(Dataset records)
====================
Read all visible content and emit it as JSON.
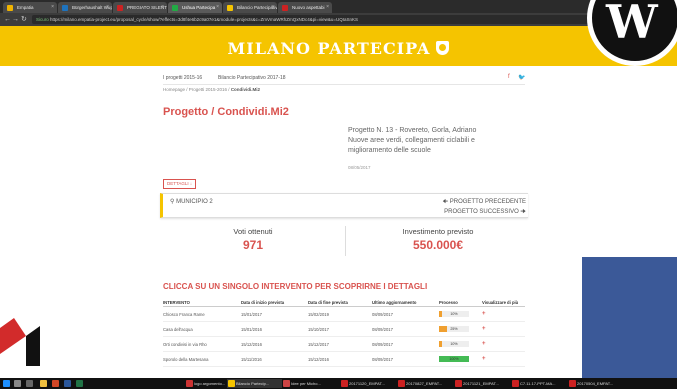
{
  "browser": {
    "tabs": [
      {
        "label": "Empatia",
        "color": "#f0b400",
        "active": false
      },
      {
        "label": "Bürgerhaushalt Wuppertal",
        "color": "#1e73be",
        "active": false
      },
      {
        "label": "PREGIATO SILENT",
        "color": "#cc2222",
        "active": false
      },
      {
        "label": "Ushua Partecipa",
        "color": "#22aa44",
        "active": true
      },
      {
        "label": "Bilancio Partecipativo",
        "color": "#f5c400",
        "active": false
      },
      {
        "label": "Nuovo aspettabi",
        "color": "#cc2222",
        "active": false
      }
    ],
    "secure_label": "Sicuro",
    "url": "https://milano.empatia-project.eu/proposal_cycle/show/?effects=3d8f4e6b2c9a07e1&module=projects&c=ZmVmaWRhZmQxNDc4&pi=view&u=UQIaSnKS"
  },
  "site": {
    "title": "MILANO PARTECIPA"
  },
  "subnav": {
    "items": [
      "I progetti 2015-16",
      "Bilancio Partecipativo 2017-18"
    ],
    "facebook": "f",
    "twitter": "t"
  },
  "breadcrumb": {
    "path": "Homepage / Progetti 2015-2016 /",
    "current": "Condividi.Mi2"
  },
  "project": {
    "title": "Progetto / Condividi.Mi2",
    "info_line1": "Progetto N. 13 - Rovereto, Gorla, Adriano",
    "info_line2": "Nuove aree verdi, collegamenti ciclabili e",
    "info_line3": "miglioramento delle scuole",
    "date": "08/05/2017",
    "details_button": "DETTAGLI ↓",
    "municipio": "MUNICIPIO 2",
    "prev_link": "PROGETTO PRECEDENTE",
    "next_link": "PROGETTO SUCCESSIVO"
  },
  "stats": {
    "votes_label": "Voti ottenuti",
    "votes_value": "971",
    "investment_label": "Investimento previsto",
    "investment_value": "550.000€"
  },
  "interventions": {
    "title": "CLICCA SU UN SINGOLO INTERVENTO PER SCOPRIRNE I DETTAGLI",
    "headers": [
      "INTERVENTO",
      "Data di inizio prevista",
      "Data di fine prevista",
      "Ultimo aggiornamento",
      "Processo",
      "Visualizzare di più"
    ],
    "rows": [
      {
        "name": "Chiosco Franca Rame",
        "start": "15/01/2017",
        "end": "15/02/2019",
        "updated": "08/09/2017",
        "progress_label": "10%",
        "progress": 0.1,
        "color": "#f0a030"
      },
      {
        "name": "Casa dell'acqua",
        "start": "15/01/2016",
        "end": "15/10/2017",
        "updated": "08/09/2017",
        "progress_label": "25%",
        "progress": 0.25,
        "color": "#f0a030"
      },
      {
        "name": "Orti condivisi in via Rho",
        "start": "15/12/2016",
        "end": "15/12/2017",
        "updated": "08/09/2017",
        "progress_label": "10%",
        "progress": 0.1,
        "color": "#f0a030"
      },
      {
        "name": "Sporolo della Martesana",
        "start": "15/11/2016",
        "end": "15/12/2016",
        "updated": "08/09/2017",
        "progress_label": "100%",
        "progress": 1.0,
        "color": "#44bb55"
      }
    ],
    "more_symbol": "+"
  },
  "taskbar": {
    "items": [
      {
        "label": "logo argomento...",
        "color": "#cc3333"
      },
      {
        "label": "Bilancio Partecip...",
        "color": "#f5c400"
      },
      {
        "label": "Idee per Micho...",
        "color": "#cc4444"
      },
      {
        "label": "20171120_EMPAT...",
        "color": "#cc2222"
      },
      {
        "label": "20170827_EMPAT...",
        "color": "#cc2222"
      },
      {
        "label": "20171121_EMPAT...",
        "color": "#cc2222"
      },
      {
        "label": "C7.11.17-PPT-MA...",
        "color": "#cc2222"
      },
      {
        "label": "20170504_EMPAT...",
        "color": "#cc2222"
      }
    ]
  }
}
====================
Find the count of lines in the data above where the string "INTERVENTO" occurs. Provide that number alone.

2